PROMPT: Filter the entries below, keeping only lines with the word "dintre".

SUPPLIED INFORMATION:
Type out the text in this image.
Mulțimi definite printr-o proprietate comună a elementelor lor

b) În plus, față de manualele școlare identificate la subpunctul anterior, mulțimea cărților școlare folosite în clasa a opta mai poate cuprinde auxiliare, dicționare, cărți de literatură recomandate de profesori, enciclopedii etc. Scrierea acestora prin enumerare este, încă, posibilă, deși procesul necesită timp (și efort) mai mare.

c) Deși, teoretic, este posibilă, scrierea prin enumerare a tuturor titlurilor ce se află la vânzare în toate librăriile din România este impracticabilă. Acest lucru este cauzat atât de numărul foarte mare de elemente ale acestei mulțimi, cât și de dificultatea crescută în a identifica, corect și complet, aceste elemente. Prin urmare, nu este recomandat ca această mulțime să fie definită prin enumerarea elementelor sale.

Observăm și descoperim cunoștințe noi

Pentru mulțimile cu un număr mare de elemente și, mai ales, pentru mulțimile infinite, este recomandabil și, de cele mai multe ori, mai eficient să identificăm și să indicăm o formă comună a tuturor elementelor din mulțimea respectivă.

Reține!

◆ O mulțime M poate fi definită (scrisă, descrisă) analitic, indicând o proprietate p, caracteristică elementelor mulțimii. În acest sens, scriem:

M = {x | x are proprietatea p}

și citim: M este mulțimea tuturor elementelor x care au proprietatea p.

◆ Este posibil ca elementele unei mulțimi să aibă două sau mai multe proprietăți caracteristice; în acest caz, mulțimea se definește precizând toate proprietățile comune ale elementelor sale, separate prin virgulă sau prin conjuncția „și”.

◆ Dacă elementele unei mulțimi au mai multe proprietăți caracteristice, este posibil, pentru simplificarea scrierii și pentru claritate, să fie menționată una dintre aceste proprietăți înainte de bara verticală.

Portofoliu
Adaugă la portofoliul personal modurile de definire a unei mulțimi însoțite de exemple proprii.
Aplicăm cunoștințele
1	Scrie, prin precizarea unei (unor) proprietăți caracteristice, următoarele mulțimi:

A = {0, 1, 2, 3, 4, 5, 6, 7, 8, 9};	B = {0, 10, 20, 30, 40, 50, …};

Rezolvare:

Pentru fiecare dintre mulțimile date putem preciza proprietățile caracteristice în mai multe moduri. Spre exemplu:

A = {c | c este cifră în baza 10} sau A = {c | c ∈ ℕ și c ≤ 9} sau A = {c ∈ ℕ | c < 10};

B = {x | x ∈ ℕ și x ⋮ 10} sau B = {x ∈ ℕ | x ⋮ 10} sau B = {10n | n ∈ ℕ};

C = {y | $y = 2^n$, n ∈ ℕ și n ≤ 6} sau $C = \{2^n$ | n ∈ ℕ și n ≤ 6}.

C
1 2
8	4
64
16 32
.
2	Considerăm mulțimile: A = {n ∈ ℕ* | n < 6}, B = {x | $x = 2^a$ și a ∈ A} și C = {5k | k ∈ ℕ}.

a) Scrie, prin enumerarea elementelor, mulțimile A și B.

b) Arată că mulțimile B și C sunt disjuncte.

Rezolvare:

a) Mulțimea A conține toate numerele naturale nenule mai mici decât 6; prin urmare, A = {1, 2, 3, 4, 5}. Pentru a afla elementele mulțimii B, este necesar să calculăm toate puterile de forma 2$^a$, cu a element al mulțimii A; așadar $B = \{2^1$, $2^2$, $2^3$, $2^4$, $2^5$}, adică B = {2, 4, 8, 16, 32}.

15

REPLY TO THE TASK:
◆ Dacă elementele unei mulțimi au mai multe proprietăți caracteristice, este posibil, pentru simplificarea scrierii și pentru claritate, să fie menționată una dintre aceste proprietăți înainte de bara verticală.
Pentru fiecare dintre mulțimile date putem preciza proprietățile caracteristice în mai multe moduri. Spre exemplu:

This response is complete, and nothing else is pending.